- INSTRUCTIONS FOR THE TASK: Scan the material and copy every line in which "paging" appears.

━━━ RECORDS

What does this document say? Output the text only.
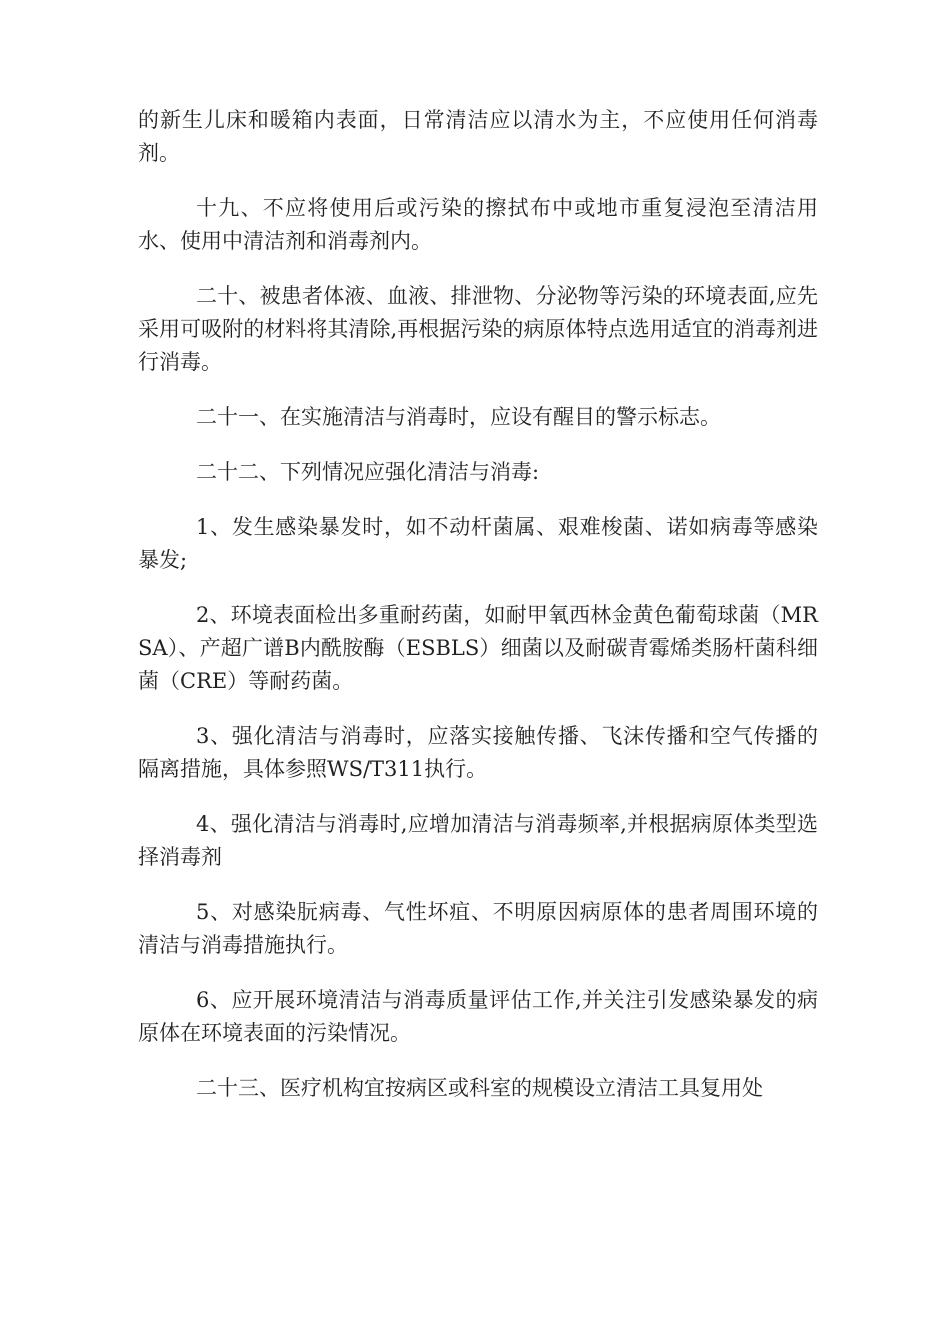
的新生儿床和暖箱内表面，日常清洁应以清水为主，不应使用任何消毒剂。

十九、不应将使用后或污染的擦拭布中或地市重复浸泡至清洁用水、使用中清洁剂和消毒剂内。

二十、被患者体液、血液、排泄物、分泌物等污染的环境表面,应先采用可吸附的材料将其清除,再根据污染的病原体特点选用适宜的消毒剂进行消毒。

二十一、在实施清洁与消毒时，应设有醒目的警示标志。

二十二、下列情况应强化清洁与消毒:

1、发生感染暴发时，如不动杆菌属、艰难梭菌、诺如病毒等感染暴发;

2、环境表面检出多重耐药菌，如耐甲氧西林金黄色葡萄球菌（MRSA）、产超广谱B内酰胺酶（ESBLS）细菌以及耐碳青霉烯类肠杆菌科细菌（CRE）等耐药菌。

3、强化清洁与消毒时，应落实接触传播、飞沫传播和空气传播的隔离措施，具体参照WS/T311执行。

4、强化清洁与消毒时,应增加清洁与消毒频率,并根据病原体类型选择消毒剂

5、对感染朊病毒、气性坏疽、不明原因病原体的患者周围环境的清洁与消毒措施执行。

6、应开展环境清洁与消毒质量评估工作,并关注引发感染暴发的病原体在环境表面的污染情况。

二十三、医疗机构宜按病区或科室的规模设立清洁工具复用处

━━━━━━
━━━ RECORDS

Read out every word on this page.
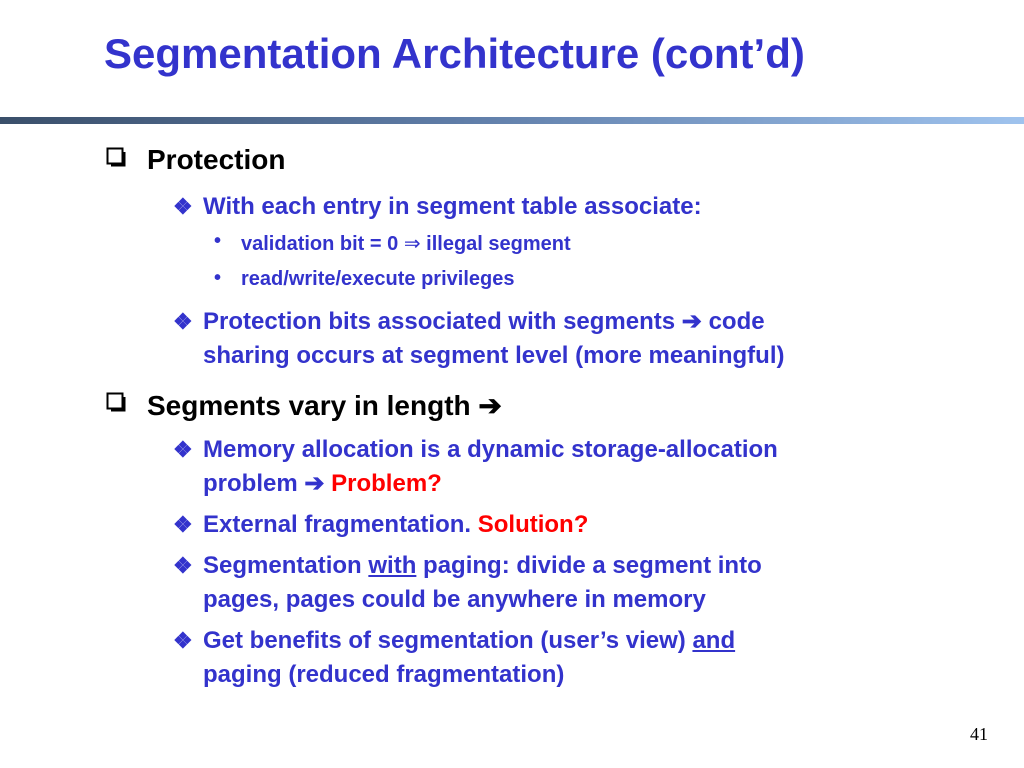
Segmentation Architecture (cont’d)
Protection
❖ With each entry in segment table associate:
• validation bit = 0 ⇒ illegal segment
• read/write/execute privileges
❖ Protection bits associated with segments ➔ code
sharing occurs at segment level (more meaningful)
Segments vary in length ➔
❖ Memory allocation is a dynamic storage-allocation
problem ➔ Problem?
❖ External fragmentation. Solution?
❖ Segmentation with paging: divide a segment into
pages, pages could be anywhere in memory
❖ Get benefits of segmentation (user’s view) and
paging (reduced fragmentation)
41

━━━━━━

- FULL OUTPUT:
❖ Segmentation with paging: divide a segment into
paging (reduced fragmentation)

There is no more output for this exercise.